● **Direction**
Copy each line that holds "北风之神".

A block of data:
** START **

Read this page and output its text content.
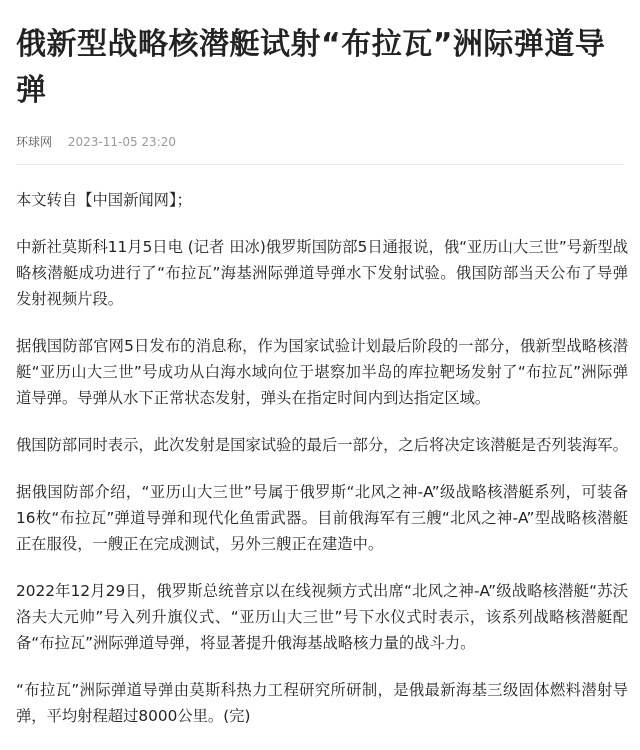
俄新型战略核潜艇试射“布拉瓦”洲际弹道导弹
环球网 2023-11-05 23:20

本文转自【中国新闻网】；

中新社莫斯科11月5日电 (记者 田冰)俄罗斯国防部5日通报说，俄“亚历山大三世”号新型战略核潜艇成功进行了“布拉瓦”海基洲际弹道导弹水下发射试验。俄国防部当天公布了导弹发射视频片段。

据俄国防部官网5日发布的消息称，作为国家试验计划最后阶段的一部分，俄新型战略核潜艇“亚历山大三世”号成功从白海水域向位于堪察加半岛的库拉靶场发射了“布拉瓦”洲际弹道导弹。导弹从水下正常状态发射，弹头在指定时间内到达指定区域。

俄国防部同时表示，此次发射是国家试验的最后一部分，之后将决定该潜艇是否列装海军。

据俄国防部介绍，“亚历山大三世”号属于俄罗斯“北风之神-A”级战略核潜艇系列，可装备16枚“布拉瓦”弹道导弹和现代化鱼雷武器。目前俄海军有三艘“北风之神-A”型战略核潜艇正在服役，一艘正在完成测试，另外三艘正在建造中。

2022年12月29日，俄罗斯总统普京以在线视频方式出席“北风之神-A”级战略核潜艇“苏沃洛夫大元帅”号入列升旗仪式、“亚历山大三世”号下水仪式时表示，该系列战略核潜艇配备“布拉瓦”洲际弹道导弹，将显著提升俄海基战略核力量的战斗力。

“布拉瓦”洲际弹道导弹由莫斯科热力工程研究所研制，是俄最新海基三级固体燃料潜射导弹，平均射程超过8000公里。(完)
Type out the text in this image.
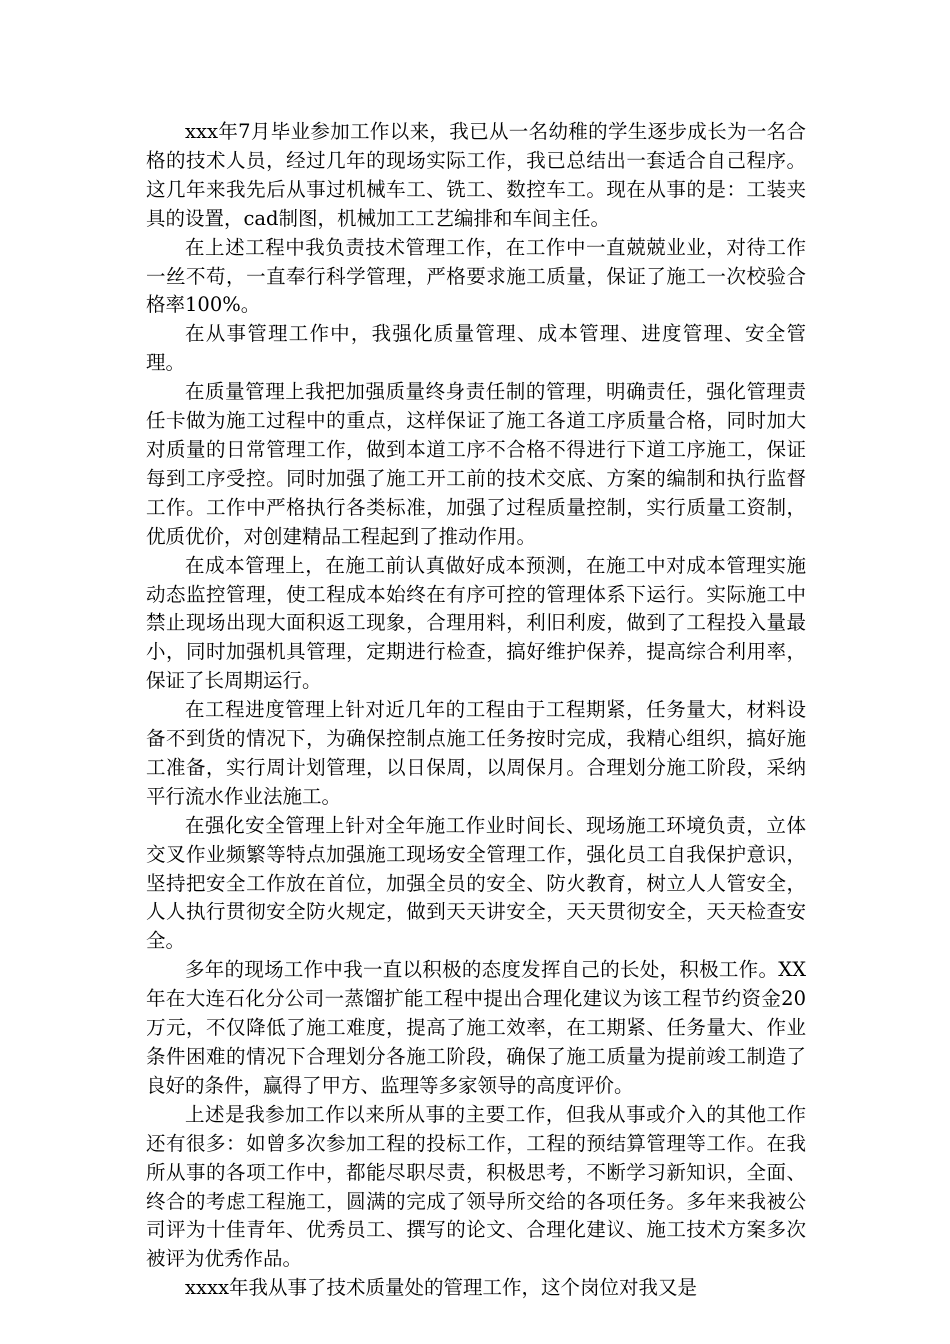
xxx年7月毕业参加工作以来，我已从一名幼稚的学生逐步成长为一名合格的技术人员，经过几年的现场实际工作，我已总结出一套适合自己程序。这几年来我先后从事过机械车工、铣工、数控车工。现在从事的是：工装夹具的设置，cad制图，机械加工工艺编排和车间主任。

在上述工程中我负责技术管理工作，在工作中一直兢兢业业，对待工作一丝不苟，一直奉行科学管理，严格要求施工质量，保证了施工一次校验合格率100%。

在从事管理工作中，我强化质量管理、成本管理、进度管理、安全管理。

在质量管理上我把加强质量终身责任制的管理，明确责任，强化管理责任卡做为施工过程中的重点，这样保证了施工各道工序质量合格，同时加大对质量的日常管理工作，做到本道工序不合格不得进行下道工序施工，保证每到工序受控。同时加强了施工开工前的技术交底、方案的编制和执行监督工作。工作中严格执行各类标准，加强了过程质量控制，实行质量工资制，优质优价，对创建精品工程起到了推动作用。

在成本管理上，在施工前认真做好成本预测，在施工中对成本管理实施动态监控管理，使工程成本始终在有序可控的管理体系下运行。实际施工中禁止现场出现大面积返工现象，合理用料，利旧利废，做到了工程投入量最小，同时加强机具管理，定期进行检查，搞好维护保养，提高综合利用率，保证了长周期运行。

在工程进度管理上针对近几年的工程由于工程期紧，任务量大，材料设备不到货的情况下，为确保控制点施工任务按时完成，我精心组织，搞好施工准备，实行周计划管理，以日保周，以周保月。合理划分施工阶段，采纳平行流水作业法施工。

在强化安全管理上针对全年施工作业时间长、现场施工环境负责，立体交叉作业频繁等特点加强施工现场安全管理工作，强化员工自我保护意识，坚持把安全工作放在首位，加强全员的安全、防火教育，树立人人管安全，人人执行贯彻安全防火规定，做到天天讲安全，天天贯彻安全，天天检查安全。

多年的现场工作中我一直以积极的态度发挥自己的长处，积极工作。XX年在大连石化分公司一蒸馏扩能工程中提出合理化建议为该工程节约资金20万元，不仅降低了施工难度，提高了施工效率，在工期紧、任务量大、作业条件困难的情况下合理划分各施工阶段，确保了施工质量为提前竣工制造了良好的条件，赢得了甲方、监理等多家领导的高度评价。

上述是我参加工作以来所从事的主要工作，但我从事或介入的其他工作还有很多：如曾多次参加工程的投标工作，工程的预结算管理等工作。在我所从事的各项工作中，都能尽职尽责，积极思考，不断学习新知识，全面、终合的考虑工程施工，圆满的完成了领导所交给的各项任务。多年来我被公司评为十佳青年、优秀员工、撰写的论文、合理化建议、施工技术方案多次被评为优秀作品。

xxxx年我从事了技术质量处的管理工作，这个岗位对我又是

** END **

● **Response to the exercise**
据俄国防部介绍，“亚历山大三世”号属于俄罗斯“北风之神-A”级战略核潜艇系列，可装备16枚“布拉瓦”弹道导弹和现代化鱼雷武器。目前俄海军有三艘“北风之神-A”型战略核潜艇正在服役，一艘正在完成测试，另外三艘正在建造中。
2022年12月29日，俄罗斯总统普京以在线视频方式出席“北风之神-A”级战略核潜艇“苏沃洛夫大元帅”号入列升旗仪式、“亚历山大三世”号下水仪式时表示，该系列战略核潜艇配备“布拉瓦”洲际弹道导弹，将显著提升俄海基战略核力量的战斗力。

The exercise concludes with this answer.